> _PROBLEM TO WORK ON_
Retype every line of the records below with no changes at all.

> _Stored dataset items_
--

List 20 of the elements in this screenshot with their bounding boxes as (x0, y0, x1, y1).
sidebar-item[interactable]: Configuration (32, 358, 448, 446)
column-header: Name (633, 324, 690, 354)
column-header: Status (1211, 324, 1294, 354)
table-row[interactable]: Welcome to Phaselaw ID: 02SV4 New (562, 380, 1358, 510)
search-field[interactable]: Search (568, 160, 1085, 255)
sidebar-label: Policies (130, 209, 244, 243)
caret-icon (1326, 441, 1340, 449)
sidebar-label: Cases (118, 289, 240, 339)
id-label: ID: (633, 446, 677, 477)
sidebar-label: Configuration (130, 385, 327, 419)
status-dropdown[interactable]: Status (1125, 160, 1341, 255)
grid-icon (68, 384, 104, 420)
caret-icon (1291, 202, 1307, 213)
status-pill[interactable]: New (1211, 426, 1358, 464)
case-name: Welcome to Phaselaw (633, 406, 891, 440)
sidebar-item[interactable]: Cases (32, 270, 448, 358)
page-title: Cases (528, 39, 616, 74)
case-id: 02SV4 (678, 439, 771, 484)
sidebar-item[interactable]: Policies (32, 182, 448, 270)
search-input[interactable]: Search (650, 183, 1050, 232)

--

> _RESPONSE BELOW_
List 20 of the elements in this screenshot with their bounding boxes as (x0, y0, x1, y1).
sidebar-item[interactable]: Configuration (32, 358, 448, 446)
column-header: Name (633, 324, 690, 354)
column-header: Status (1211, 324, 1294, 354)
table-row[interactable]: Welcome to Phaselaw ID: 02SV4 New (562, 380, 1358, 510)
search-field[interactable]: Search (568, 160, 1085, 255)
sidebar-label: Policies (130, 209, 244, 243)
caret-icon (1326, 441, 1340, 449)
sidebar-label: Cases (118, 289, 240, 339)
id-label: ID: (633, 446, 677, 477)
sidebar-label: Configuration (130, 385, 327, 419)
status-dropdown[interactable]: Status (1125, 160, 1341, 255)
grid-icon (68, 384, 104, 420)
caret-icon (1291, 202, 1307, 213)
status-pill[interactable]: New (1211, 426, 1358, 464)
case-name: Welcome to Phaselaw (633, 406, 891, 440)
sidebar-item[interactable]: Cases (32, 270, 448, 358)
page-title: Cases (528, 39, 616, 74)
case-id: 02SV4 (678, 439, 771, 484)
sidebar-item[interactable]: Policies (32, 182, 448, 270)
search-input[interactable]: Search (650, 183, 1050, 232)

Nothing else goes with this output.